My main use case is to configure NVMe queues in a virtual machine monitor
to interrupt only the physical CPUs assigned to that vmm. Then we can
set the same cpu_set_t to all the admin and I/O queues with a single ioctl().

I reckon another usage would be to assign a specific CPU for each interrupt
vector: with this interface it requires multiple ioctl().

I'm worried about the size of the argument if we allow an array of cpu_set_t
for a device with many interrupt vectors.

> > +
> > +finish:
> > + free_cpumask_var(allowed_mask);
> > + return err;
> > +}
> > +
> > static int vfio_pci_set_msi_trigger(struct vfio_pci_core_device *vdev,
> > unsigned index, unsigned start,
> > unsigned count, uint32_t flags, void *data)
> > @@ -713,6 +749,9 @@ static int vfio_pci_set_msi_trigger(struct vfio_pci_core_device *vdev,
> > if (!irq_is(vdev, index))

STATED GOAL A
What main use case does the VFIO interrupt message describe?
STATED GOAL B
Repeat the VFIO interrupt message from "My main use" up to and including "a single ioctl().".
The data that comes next has no connection to the VFIO interrupt message.

GIVEN MATERIAL
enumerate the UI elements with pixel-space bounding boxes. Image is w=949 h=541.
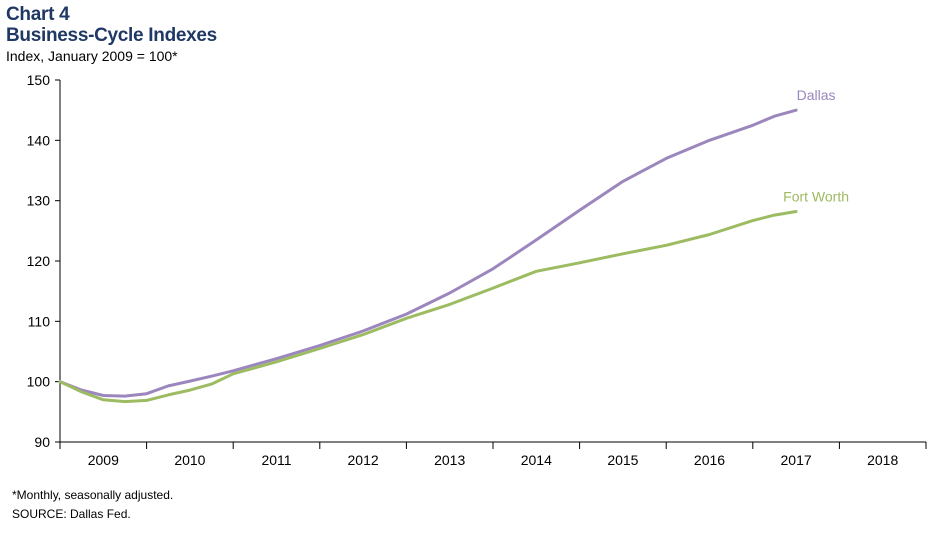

ANSWER A
Configuring NVMe queues in a virtual machine monitor to interrupt only the physical CPUs assigned to that vmm.

ANSWER B
My main use case is to configure NVMe queues in a virtual machine monitor
to interrupt only the physical CPUs assigned to that vmm. Then we can
set the same cpu_set_t to all the admin and I/O queues with a single ioctl().